(GIVEN PROBLEM):
Every line with the word "ylabel" in it should be extracted from the data that follows.

(GIVEN RECORDS):

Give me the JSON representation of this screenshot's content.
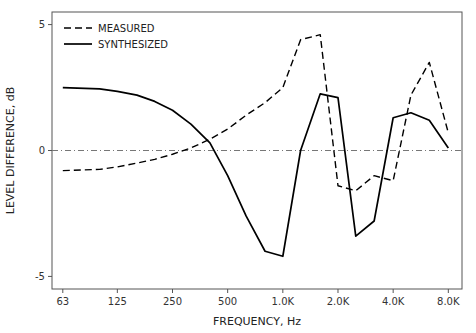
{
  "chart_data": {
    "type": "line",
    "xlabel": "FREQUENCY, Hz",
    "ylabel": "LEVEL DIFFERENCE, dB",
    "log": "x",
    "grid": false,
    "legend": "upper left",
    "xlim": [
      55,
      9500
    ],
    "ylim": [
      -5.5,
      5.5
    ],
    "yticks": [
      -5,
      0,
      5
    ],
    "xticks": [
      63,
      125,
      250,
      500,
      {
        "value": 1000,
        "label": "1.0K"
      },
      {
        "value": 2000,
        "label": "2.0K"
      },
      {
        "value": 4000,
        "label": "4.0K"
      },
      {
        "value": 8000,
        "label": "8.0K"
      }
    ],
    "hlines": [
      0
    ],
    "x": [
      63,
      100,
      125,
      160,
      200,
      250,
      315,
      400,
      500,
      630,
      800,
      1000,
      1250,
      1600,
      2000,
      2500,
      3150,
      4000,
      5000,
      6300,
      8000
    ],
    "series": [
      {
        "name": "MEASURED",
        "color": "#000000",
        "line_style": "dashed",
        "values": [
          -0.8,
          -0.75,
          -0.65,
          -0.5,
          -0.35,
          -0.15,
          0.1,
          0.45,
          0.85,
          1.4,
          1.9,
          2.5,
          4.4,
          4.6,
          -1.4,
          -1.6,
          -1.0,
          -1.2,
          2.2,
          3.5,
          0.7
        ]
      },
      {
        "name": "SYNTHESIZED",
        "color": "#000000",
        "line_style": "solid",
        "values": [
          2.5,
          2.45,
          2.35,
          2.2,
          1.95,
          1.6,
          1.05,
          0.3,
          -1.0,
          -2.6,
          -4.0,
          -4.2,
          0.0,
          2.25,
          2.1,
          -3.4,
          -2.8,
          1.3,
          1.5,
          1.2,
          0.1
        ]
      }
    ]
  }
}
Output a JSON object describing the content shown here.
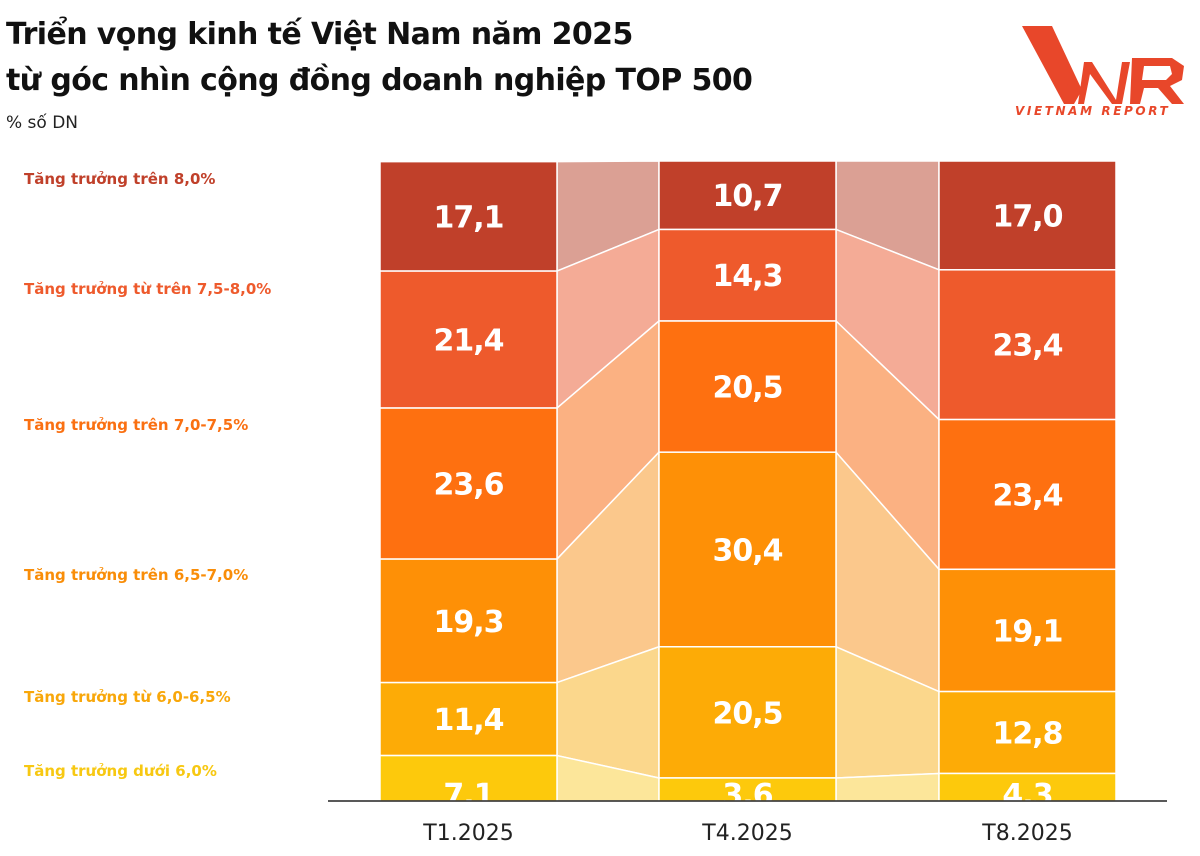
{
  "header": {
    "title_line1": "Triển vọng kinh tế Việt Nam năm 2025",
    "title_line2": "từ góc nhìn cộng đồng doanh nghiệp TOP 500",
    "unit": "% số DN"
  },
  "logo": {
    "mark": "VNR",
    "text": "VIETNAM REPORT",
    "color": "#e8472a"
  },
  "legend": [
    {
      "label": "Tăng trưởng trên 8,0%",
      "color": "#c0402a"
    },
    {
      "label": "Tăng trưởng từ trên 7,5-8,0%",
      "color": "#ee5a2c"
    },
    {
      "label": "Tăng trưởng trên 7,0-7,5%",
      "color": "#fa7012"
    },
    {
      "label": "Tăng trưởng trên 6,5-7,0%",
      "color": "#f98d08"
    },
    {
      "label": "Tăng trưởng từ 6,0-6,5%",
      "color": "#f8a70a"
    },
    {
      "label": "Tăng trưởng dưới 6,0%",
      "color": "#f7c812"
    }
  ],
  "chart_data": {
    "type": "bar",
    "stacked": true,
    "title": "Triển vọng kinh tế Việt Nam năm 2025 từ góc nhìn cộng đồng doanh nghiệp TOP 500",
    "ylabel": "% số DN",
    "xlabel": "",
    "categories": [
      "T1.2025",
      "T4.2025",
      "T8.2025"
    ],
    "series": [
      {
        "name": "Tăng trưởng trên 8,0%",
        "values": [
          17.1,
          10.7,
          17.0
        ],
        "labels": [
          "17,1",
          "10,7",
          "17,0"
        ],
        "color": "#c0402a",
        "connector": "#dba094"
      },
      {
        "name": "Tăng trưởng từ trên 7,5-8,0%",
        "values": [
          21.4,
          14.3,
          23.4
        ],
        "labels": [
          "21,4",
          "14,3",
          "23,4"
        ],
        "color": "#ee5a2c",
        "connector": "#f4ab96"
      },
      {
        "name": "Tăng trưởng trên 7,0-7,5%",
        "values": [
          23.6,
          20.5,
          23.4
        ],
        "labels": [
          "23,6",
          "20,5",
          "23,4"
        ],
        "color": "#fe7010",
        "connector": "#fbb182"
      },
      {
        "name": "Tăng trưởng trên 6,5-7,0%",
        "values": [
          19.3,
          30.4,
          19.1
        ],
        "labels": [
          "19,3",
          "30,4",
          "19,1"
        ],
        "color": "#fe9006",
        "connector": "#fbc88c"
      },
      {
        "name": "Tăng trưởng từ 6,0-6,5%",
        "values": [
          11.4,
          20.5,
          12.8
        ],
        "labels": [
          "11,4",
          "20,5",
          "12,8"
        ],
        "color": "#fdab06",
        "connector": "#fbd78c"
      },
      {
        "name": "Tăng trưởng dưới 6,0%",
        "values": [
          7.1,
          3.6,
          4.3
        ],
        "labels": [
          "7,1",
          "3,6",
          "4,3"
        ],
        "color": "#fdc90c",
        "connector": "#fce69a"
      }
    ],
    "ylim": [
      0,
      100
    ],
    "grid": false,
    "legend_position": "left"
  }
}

...

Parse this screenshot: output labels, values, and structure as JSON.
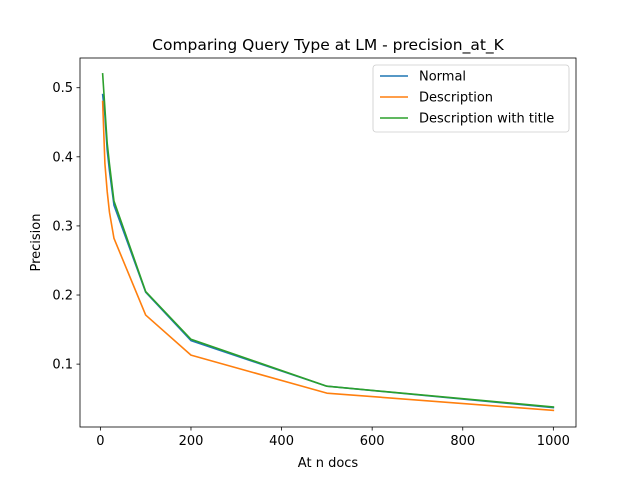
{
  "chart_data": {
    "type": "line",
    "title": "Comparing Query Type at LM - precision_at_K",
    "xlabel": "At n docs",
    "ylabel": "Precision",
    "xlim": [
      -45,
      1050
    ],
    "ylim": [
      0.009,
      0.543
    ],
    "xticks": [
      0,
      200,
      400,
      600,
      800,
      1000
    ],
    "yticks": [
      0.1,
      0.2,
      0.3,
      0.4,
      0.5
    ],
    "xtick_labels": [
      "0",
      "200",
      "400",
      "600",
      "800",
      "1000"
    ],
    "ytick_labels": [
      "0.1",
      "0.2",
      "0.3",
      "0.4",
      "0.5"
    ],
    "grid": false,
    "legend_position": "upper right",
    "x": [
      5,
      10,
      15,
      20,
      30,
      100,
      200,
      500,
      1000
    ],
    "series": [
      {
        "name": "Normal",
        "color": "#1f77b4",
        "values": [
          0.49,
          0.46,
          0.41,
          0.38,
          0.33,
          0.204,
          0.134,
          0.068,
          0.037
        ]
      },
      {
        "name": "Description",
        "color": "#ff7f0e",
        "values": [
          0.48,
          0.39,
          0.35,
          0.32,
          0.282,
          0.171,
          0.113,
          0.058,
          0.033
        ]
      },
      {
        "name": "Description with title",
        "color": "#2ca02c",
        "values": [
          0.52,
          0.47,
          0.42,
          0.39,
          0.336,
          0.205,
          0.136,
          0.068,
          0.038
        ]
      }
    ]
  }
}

(REPLY):
    "ylabel": "LEVEL DIFFERENCE, dB",
    "ylabel": "% số DN",
    "ylabel": "Precision",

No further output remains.